= Required work =
Say how many lines contain the word "flask". Only the number should be given.

^^^^

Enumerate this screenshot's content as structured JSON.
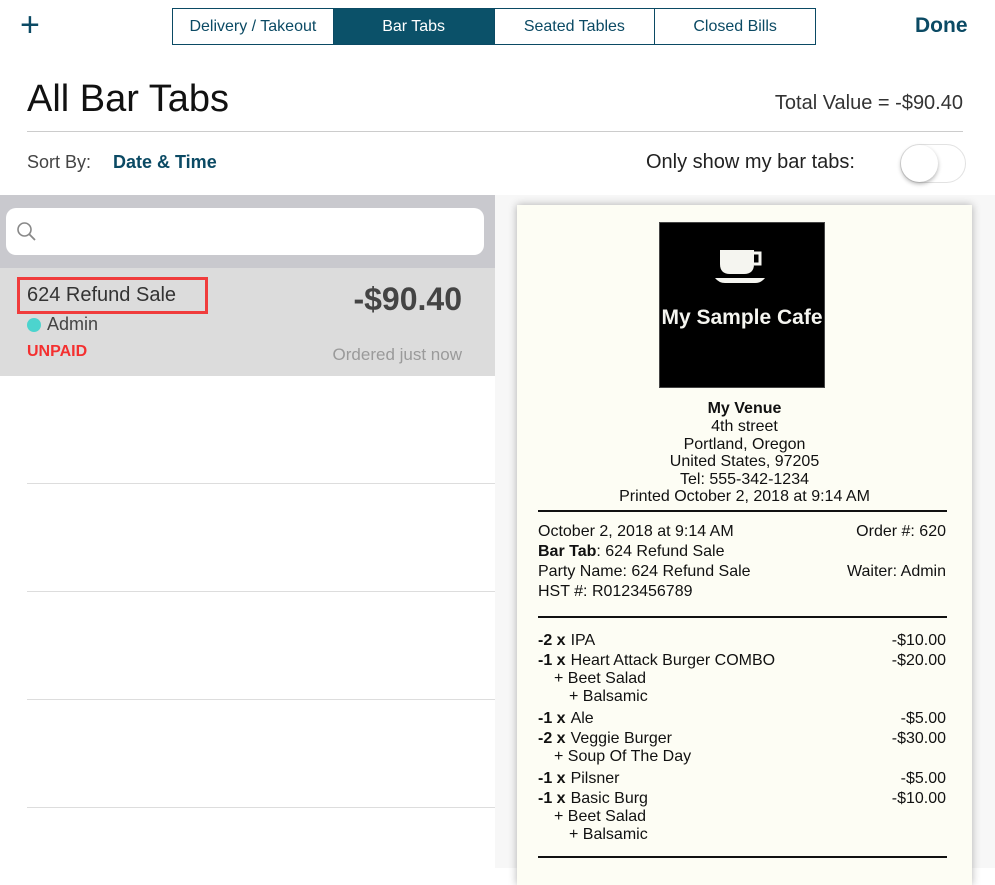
{
  "header": {
    "add_icon": "plus-icon",
    "tabs": [
      "Delivery / Takeout",
      "Bar Tabs",
      "Seated Tables",
      "Closed Bills"
    ],
    "active_tab": "Bar Tabs",
    "done": "Done",
    "accent": "#0b5169"
  },
  "page": {
    "title": "All Bar Tabs",
    "total": "Total Value = -$90.40",
    "sort_label": "Sort By:",
    "sort_value": "Date & Time",
    "only_mine_label": "Only show my bar tabs:",
    "only_mine_on": false
  },
  "search": {
    "placeholder": "",
    "icon": "search-icon"
  },
  "tabs": [
    {
      "name": "624 Refund Sale",
      "waiter": "Admin",
      "status": "UNPAID",
      "amount": "-$90.40",
      "ordered": "Ordered just now"
    }
  ],
  "receipt": {
    "logo_text": "My Sample Cafe",
    "venue": "My Venue",
    "address": [
      "4th street",
      "Portland, Oregon",
      "United States, 97205",
      "Tel: 555-342-1234",
      "Printed October 2, 2018 at 9:14 AM"
    ],
    "date": "October 2, 2018 at 9:14 AM",
    "order": "Order #: 620",
    "bar_tab_label": "Bar Tab",
    "bar_tab_value": ": 624 Refund Sale",
    "party": "Party Name: 624 Refund Sale",
    "waiter": "Waiter: Admin",
    "hst": "HST #: R0123456789",
    "items": [
      {
        "qty": "-2 x",
        "name": "IPA",
        "price": "-$10.00",
        "mods": []
      },
      {
        "qty": "-1 x",
        "name": "Heart Attack Burger COMBO",
        "price": "-$20.00",
        "mods": [
          "+ Beet Salad",
          "+ Balsamic"
        ]
      },
      {
        "qty": "-1 x",
        "name": "Ale",
        "price": "-$5.00",
        "mods": []
      },
      {
        "qty": "-2 x",
        "name": "Veggie Burger",
        "price": "-$30.00",
        "mods": [
          "+ Soup Of The Day"
        ]
      },
      {
        "qty": "-1 x",
        "name": "Pilsner",
        "price": "-$5.00",
        "mods": []
      },
      {
        "qty": "-1 x",
        "name": "Basic Burg",
        "price": "-$10.00",
        "mods": [
          "+ Beet Salad",
          "+ Balsamic"
        ]
      }
    ]
  }
}
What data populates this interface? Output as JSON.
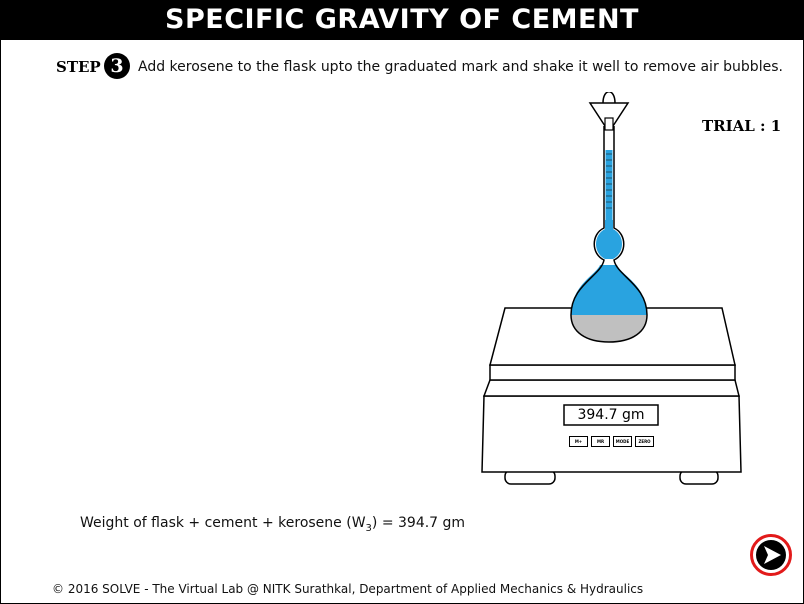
{
  "header": {
    "title": "SPECIFIC GRAVITY OF CEMENT"
  },
  "step": {
    "label": "STEP",
    "number": "3",
    "instruction": "Add kerosene to the flask upto the graduated mark and shake it well to remove air bubbles."
  },
  "trial": {
    "label": "TRIAL : 1"
  },
  "scale": {
    "display": "394.7 gm",
    "buttons": [
      "M+",
      "MR",
      "MODE",
      "ZERO"
    ]
  },
  "result": {
    "prefix": "Weight of flask + cement + kerosene (W",
    "subscript": "3",
    "suffix": ") = 394.7 gm"
  },
  "footer": {
    "text": "© 2016 SOLVE - The Virtual Lab @ NITK Surathkal, Department of Applied Mechanics & Hydraulics"
  },
  "colors": {
    "liquid": "#29a3e0",
    "cement": "#c0c0c0",
    "next_ring": "#e21a1a"
  },
  "icons": {
    "next": "arrow-right-circle-icon"
  }
}
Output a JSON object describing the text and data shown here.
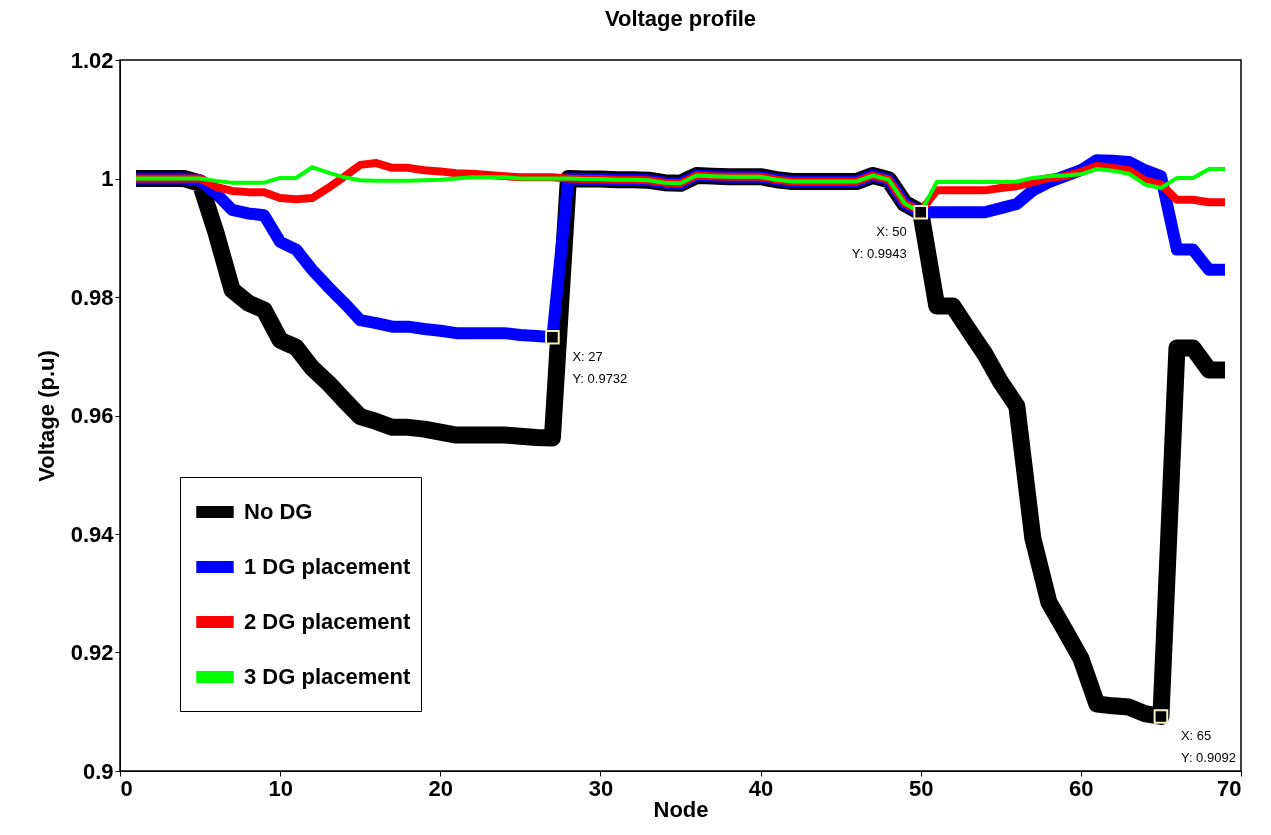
{
  "chart_data": {
    "type": "line",
    "title": "Voltage profile",
    "xlabel": "Node",
    "ylabel": "Voltage (p.u)",
    "x": [
      1,
      2,
      3,
      4,
      5,
      6,
      7,
      8,
      9,
      10,
      11,
      12,
      13,
      14,
      15,
      16,
      17,
      18,
      19,
      20,
      21,
      22,
      23,
      24,
      25,
      26,
      27,
      28,
      29,
      30,
      31,
      32,
      33,
      34,
      35,
      36,
      37,
      38,
      39,
      40,
      41,
      42,
      43,
      44,
      45,
      46,
      47,
      48,
      49,
      50,
      51,
      52,
      53,
      54,
      55,
      56,
      57,
      58,
      59,
      60,
      61,
      62,
      63,
      64,
      65,
      66,
      67,
      68,
      69
    ],
    "series": [
      {
        "name": "No DG",
        "color": "#000000",
        "values": [
          1,
          1,
          1,
          1,
          0.9992,
          0.9908,
          0.9812,
          0.979,
          0.9778,
          0.9727,
          0.9715,
          0.968,
          0.9655,
          0.9626,
          0.9598,
          0.959,
          0.958,
          0.958,
          0.9577,
          0.9572,
          0.9567,
          0.9567,
          0.9567,
          0.9567,
          0.9565,
          0.9563,
          0.9562,
          1,
          0.9999,
          0.9999,
          0.9998,
          0.9998,
          0.9997,
          0.9993,
          0.9992,
          1.0005,
          1.0004,
          1.0003,
          1.0003,
          1.0003,
          0.9998,
          0.9995,
          0.9995,
          0.9995,
          0.9995,
          0.9995,
          1.0005,
          0.9998,
          0.9958,
          0.9943,
          0.9785,
          0.9785,
          0.9744,
          0.9704,
          0.9656,
          0.9616,
          0.9393,
          0.9285,
          0.9238,
          0.919,
          0.9113,
          0.911,
          0.9108,
          0.9097,
          0.9092,
          0.9714,
          0.9714,
          0.9677,
          0.9677
        ]
      },
      {
        "name": "1 DG placement",
        "color": "#0000ff",
        "values": [
          1,
          1,
          1,
          1,
          0.9997,
          0.9975,
          0.9947,
          0.9941,
          0.9938,
          0.9893,
          0.988,
          0.9846,
          0.9817,
          0.979,
          0.9761,
          0.9756,
          0.975,
          0.975,
          0.9746,
          0.9743,
          0.9739,
          0.9739,
          0.9739,
          0.9739,
          0.9736,
          0.9734,
          0.9732,
          1,
          0.9999,
          0.9999,
          0.9998,
          0.9998,
          0.9997,
          0.9993,
          0.9992,
          1.0005,
          1.0004,
          1.0003,
          1.0003,
          1.0003,
          0.9998,
          0.9995,
          0.9995,
          0.9995,
          0.9995,
          0.9995,
          1.0005,
          0.9998,
          0.9958,
          0.9943,
          0.9943,
          0.9943,
          0.9943,
          0.9943,
          0.995,
          0.9957,
          0.998,
          0.9994,
          1.0004,
          1.0014,
          1.0031,
          1.003,
          1.0028,
          1.0014,
          1.0004,
          0.988,
          0.988,
          0.9846,
          0.9846
        ]
      },
      {
        "name": "2 DG placement",
        "color": "#ff0000",
        "values": [
          1,
          1,
          1,
          1,
          1,
          0.9986,
          0.9979,
          0.9977,
          0.9977,
          0.9967,
          0.9965,
          0.9967,
          0.9984,
          1.0003,
          1.0023,
          1.0026,
          1.0018,
          1.0018,
          1.0014,
          1.0012,
          1.0009,
          1.0008,
          1.0006,
          1.0004,
          1.0002,
          1.0002,
          1.0002,
          1,
          0.9999,
          0.9999,
          0.9998,
          0.9998,
          0.9997,
          0.9993,
          0.9992,
          1.0005,
          1.0004,
          1.0003,
          1.0003,
          1.0003,
          0.9998,
          0.9995,
          0.9995,
          0.9995,
          0.9995,
          0.9995,
          1.0005,
          0.9998,
          0.9958,
          0.9945,
          0.998,
          0.998,
          0.998,
          0.998,
          0.9984,
          0.9987,
          0.9994,
          1.0001,
          1.0004,
          1.0011,
          1.0021,
          1.0018,
          1.0014,
          0.9997,
          0.999,
          0.9964,
          0.9964,
          0.996,
          0.996
        ]
      },
      {
        "name": "3 DG placement",
        "color": "#00ff00",
        "values": [
          1,
          1,
          1,
          1,
          1,
          0.9996,
          0.9993,
          0.9993,
          0.9993,
          1.0001,
          1.0001,
          1.0019,
          1.001,
          1.0002,
          0.9997,
          0.9996,
          0.9996,
          0.9996,
          0.9997,
          0.9998,
          1,
          1.0002,
          1.0002,
          1.0002,
          1,
          1,
          1,
          1,
          0.9999,
          0.9999,
          0.9998,
          0.9998,
          0.9997,
          0.9993,
          0.9992,
          1.0005,
          1.0004,
          1.0003,
          1.0003,
          1.0003,
          0.9998,
          0.9995,
          0.9995,
          0.9995,
          0.9995,
          0.9995,
          1.0005,
          0.9998,
          0.9958,
          0.9943,
          0.9994,
          0.9994,
          0.9994,
          0.9994,
          0.9994,
          0.9995,
          1.0001,
          1.0004,
          1.0005,
          1.0007,
          1.0016,
          1.0013,
          1.0008,
          0.999,
          0.9984,
          1.0001,
          1.0001,
          1.0016,
          1.0016
        ]
      }
    ],
    "annotations": [
      {
        "text": "X: 27\nY: 0.9732",
        "x": 27,
        "y": 0.9732
      },
      {
        "text": "X: 50\nY: 0.9943",
        "x": 50,
        "y": 0.9943
      },
      {
        "text": "X: 65\nY: 0.9092",
        "x": 65,
        "y": 0.9092
      }
    ],
    "xlim": [
      0,
      70
    ],
    "ylim": [
      0.9,
      1.02
    ],
    "xticks": [
      0,
      10,
      20,
      30,
      40,
      50,
      60,
      70
    ],
    "yticks": [
      0.9,
      0.92,
      0.94,
      0.96,
      0.98,
      1,
      1.02
    ],
    "grid": false,
    "legend": "bottom left",
    "marker": "none",
    "line_style": "solid"
  }
}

^^^^

= Answer to the exercise =
2